From the listing below, copy every line with the word "ylabel".
+===+
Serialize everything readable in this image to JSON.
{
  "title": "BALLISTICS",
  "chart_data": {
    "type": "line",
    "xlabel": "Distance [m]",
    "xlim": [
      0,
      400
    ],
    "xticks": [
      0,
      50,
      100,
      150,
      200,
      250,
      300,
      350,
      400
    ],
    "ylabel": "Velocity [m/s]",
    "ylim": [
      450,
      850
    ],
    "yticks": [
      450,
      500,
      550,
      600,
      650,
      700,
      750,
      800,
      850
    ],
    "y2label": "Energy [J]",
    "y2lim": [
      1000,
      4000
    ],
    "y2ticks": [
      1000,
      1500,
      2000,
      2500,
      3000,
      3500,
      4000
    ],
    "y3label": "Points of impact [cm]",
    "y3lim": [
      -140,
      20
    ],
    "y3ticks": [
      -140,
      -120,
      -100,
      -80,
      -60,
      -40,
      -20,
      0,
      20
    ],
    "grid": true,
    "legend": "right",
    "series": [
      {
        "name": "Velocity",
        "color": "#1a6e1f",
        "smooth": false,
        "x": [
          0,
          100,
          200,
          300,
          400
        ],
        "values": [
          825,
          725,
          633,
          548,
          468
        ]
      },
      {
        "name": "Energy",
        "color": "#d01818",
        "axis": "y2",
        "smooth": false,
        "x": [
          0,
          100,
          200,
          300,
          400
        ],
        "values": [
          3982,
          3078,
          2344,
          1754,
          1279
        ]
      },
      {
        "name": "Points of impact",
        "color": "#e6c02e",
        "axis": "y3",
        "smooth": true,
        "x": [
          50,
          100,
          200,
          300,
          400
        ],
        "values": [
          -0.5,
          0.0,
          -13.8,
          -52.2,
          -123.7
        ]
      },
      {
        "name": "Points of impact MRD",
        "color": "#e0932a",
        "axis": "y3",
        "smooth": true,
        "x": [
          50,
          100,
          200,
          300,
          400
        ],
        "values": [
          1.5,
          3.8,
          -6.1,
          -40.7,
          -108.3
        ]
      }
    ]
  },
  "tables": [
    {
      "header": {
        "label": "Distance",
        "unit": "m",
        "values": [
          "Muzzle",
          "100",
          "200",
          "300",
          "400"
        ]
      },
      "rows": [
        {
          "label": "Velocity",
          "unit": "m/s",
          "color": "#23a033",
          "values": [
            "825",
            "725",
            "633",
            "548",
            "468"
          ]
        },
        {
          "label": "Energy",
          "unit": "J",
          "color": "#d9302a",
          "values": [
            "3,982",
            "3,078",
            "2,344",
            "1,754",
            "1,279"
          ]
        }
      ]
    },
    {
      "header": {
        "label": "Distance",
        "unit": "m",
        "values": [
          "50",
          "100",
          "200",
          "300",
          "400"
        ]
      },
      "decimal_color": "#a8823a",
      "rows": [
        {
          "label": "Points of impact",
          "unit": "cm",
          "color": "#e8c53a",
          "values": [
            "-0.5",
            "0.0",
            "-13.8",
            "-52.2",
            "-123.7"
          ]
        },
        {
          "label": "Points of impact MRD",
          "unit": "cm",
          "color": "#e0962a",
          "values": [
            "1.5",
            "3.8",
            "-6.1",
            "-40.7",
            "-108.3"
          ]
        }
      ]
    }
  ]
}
+===+
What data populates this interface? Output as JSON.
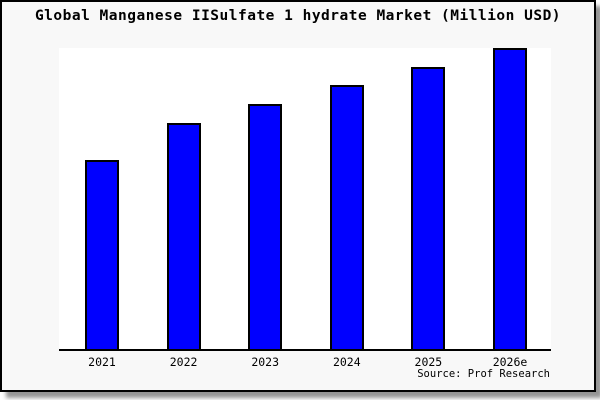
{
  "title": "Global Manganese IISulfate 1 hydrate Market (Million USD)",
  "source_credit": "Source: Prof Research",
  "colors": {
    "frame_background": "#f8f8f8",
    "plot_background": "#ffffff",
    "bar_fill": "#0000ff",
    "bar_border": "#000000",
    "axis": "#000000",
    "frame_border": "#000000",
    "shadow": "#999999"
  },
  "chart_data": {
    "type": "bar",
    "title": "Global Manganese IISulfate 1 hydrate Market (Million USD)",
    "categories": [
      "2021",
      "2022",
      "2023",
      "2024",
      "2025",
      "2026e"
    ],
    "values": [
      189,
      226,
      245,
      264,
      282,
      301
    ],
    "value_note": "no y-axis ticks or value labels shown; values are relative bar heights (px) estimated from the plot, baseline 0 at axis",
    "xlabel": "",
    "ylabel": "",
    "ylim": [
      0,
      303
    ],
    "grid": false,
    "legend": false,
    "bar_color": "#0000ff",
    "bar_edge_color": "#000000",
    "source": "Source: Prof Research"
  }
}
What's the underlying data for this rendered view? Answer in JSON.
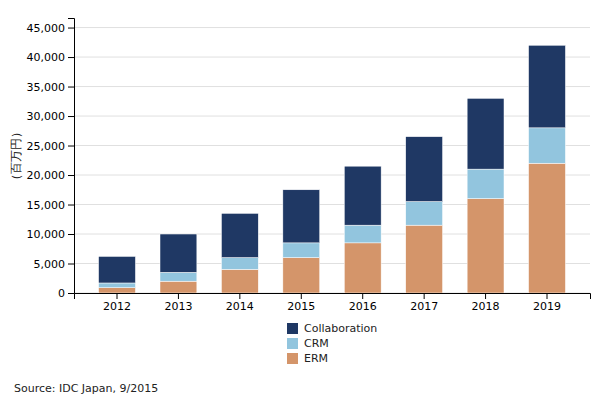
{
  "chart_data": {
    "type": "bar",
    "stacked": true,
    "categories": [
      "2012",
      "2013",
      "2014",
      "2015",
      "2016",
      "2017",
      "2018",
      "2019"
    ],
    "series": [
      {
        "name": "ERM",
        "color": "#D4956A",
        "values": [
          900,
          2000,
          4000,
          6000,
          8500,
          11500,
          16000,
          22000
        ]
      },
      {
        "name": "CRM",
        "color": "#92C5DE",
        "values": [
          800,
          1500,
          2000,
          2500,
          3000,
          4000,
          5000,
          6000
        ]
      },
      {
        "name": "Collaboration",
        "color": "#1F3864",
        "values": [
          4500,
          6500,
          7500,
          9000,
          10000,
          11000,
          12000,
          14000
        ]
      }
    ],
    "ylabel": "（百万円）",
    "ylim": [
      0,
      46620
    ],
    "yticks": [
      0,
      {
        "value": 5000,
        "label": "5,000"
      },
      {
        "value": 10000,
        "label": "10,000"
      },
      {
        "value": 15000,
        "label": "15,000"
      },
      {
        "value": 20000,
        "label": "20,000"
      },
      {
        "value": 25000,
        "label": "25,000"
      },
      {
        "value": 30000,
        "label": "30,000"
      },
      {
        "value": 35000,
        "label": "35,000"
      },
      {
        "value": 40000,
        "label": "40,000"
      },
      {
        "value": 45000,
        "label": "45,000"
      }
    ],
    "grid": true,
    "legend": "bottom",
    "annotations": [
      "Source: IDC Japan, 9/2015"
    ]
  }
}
+===+
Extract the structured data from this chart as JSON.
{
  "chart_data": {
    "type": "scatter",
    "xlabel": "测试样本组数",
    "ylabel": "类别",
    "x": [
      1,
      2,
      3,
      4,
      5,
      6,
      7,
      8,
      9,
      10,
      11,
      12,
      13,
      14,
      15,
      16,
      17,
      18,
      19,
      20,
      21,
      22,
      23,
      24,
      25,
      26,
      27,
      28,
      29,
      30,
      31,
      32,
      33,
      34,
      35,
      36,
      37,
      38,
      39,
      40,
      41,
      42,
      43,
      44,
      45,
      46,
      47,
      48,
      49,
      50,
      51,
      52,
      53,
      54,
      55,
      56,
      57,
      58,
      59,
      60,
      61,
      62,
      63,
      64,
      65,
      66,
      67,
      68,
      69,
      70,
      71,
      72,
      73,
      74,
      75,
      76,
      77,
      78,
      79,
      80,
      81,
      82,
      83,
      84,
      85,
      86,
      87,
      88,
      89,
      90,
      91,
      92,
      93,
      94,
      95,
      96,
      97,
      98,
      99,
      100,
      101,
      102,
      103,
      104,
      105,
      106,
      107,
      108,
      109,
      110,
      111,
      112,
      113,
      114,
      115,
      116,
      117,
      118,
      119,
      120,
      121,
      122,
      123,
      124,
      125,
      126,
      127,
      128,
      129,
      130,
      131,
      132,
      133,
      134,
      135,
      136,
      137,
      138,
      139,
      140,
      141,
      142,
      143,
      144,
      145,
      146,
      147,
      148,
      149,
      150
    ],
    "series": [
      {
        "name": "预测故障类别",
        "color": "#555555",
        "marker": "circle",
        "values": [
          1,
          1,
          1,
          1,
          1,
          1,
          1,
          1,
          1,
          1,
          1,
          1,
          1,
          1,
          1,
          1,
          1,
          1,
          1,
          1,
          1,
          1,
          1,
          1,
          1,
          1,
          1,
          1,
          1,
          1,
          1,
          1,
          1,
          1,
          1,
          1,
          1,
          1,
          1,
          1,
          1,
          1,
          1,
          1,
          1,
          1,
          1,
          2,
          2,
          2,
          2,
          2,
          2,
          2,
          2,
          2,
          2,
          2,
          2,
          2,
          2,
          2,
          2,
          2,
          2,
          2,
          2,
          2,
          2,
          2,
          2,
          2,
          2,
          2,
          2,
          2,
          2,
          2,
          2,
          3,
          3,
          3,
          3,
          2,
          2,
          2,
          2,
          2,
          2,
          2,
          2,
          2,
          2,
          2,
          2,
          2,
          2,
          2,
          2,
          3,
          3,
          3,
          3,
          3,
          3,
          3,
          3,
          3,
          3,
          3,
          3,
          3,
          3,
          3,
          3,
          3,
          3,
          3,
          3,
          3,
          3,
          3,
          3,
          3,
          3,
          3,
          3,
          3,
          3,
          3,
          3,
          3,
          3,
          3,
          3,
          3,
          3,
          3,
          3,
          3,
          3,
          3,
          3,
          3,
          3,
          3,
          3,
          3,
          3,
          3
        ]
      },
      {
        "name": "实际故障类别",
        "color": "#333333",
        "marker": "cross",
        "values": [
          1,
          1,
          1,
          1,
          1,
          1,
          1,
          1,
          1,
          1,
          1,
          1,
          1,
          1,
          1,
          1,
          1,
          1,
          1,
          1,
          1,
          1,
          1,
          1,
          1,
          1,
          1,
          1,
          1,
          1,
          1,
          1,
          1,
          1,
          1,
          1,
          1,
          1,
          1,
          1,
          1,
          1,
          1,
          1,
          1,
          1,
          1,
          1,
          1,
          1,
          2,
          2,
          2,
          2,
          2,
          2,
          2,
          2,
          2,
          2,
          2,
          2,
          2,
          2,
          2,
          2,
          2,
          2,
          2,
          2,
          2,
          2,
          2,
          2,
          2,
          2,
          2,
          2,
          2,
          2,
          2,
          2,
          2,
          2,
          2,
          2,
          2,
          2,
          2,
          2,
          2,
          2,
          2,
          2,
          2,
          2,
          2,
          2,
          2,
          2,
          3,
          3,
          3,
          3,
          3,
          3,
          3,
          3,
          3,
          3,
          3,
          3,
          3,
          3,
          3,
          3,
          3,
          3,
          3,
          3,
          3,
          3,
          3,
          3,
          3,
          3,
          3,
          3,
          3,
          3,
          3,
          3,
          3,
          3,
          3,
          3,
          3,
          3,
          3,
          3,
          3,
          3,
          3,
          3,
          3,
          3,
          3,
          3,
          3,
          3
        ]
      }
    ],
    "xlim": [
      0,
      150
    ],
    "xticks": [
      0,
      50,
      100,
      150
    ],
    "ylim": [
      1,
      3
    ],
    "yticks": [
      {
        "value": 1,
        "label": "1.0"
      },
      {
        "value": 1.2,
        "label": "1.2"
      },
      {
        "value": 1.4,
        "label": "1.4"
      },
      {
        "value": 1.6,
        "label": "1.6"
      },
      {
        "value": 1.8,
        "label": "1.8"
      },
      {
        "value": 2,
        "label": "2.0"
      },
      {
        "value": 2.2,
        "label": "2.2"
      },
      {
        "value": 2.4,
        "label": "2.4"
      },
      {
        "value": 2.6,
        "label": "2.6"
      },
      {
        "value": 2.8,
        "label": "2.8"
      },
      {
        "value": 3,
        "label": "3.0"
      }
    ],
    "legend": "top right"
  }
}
+===+
◆ **Full output**
    "ylabel": "Velocity [m/s]",
    "ylabel": "",
    "ylabel": "（百万円）",
    "ylabel": "类别",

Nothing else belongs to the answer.